**Record excerpts**.
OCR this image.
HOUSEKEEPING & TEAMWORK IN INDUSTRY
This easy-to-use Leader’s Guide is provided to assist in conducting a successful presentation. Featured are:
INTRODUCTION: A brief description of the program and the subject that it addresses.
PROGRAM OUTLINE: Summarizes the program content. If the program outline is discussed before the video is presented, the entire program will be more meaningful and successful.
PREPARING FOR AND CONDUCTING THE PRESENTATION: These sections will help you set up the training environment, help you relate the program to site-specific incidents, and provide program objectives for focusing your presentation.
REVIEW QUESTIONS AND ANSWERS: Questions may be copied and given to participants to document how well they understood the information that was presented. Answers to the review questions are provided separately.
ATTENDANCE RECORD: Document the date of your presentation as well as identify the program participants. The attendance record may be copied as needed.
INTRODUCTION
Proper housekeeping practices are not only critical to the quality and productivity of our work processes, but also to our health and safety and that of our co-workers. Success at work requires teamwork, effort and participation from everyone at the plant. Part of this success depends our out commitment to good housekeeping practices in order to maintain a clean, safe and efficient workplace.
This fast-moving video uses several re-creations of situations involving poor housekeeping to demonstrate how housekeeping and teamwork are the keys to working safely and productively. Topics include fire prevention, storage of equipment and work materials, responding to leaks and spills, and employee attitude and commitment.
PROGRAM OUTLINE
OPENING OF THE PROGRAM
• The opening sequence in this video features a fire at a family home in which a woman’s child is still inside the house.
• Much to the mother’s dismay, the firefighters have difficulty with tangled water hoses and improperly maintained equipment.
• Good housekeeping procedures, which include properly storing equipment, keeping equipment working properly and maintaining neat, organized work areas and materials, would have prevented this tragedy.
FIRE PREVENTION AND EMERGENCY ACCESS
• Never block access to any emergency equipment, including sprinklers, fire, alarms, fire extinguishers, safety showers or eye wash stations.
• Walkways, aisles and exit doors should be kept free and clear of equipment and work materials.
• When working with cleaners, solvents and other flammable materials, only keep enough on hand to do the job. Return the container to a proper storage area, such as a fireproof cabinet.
---
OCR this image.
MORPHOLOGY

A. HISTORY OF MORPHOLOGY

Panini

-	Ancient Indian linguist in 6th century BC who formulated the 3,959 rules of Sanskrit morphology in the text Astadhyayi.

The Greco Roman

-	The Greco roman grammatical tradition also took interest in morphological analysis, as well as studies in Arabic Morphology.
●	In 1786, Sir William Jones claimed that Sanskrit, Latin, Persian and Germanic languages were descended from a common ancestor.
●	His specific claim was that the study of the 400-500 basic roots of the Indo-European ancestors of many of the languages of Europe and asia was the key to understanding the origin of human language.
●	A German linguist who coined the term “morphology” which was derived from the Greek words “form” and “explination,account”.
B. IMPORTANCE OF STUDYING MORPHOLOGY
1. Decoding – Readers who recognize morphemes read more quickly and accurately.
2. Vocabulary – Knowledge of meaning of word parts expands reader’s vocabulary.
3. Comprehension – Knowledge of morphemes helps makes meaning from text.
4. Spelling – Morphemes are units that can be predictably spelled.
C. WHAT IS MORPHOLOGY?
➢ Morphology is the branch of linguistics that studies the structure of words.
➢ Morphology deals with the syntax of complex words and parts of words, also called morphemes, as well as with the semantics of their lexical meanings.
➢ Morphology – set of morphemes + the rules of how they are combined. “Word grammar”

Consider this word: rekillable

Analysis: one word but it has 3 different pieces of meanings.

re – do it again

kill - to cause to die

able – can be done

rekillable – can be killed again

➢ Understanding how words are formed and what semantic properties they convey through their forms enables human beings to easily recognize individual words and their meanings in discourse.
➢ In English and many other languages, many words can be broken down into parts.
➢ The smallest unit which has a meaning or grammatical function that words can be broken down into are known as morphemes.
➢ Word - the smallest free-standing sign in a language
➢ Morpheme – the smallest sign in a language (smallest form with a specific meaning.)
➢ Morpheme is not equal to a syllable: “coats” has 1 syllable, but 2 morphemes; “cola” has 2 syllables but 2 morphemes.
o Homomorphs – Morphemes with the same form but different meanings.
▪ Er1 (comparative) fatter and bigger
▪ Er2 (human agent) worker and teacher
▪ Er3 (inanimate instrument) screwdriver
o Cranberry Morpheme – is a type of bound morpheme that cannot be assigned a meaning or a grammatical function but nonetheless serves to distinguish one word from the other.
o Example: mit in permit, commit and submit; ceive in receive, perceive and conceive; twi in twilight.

**Objective**. Write out every line of the preceding listing that contains "smallest".

**Exercise output**.
➢ The smallest unit which has a meaning or grammatical function that words can be broken down into are known as morphemes.
➢ Word - the smallest free-standing sign in a language
➢ Morpheme – the smallest sign in a language (smallest form with a specific meaning.)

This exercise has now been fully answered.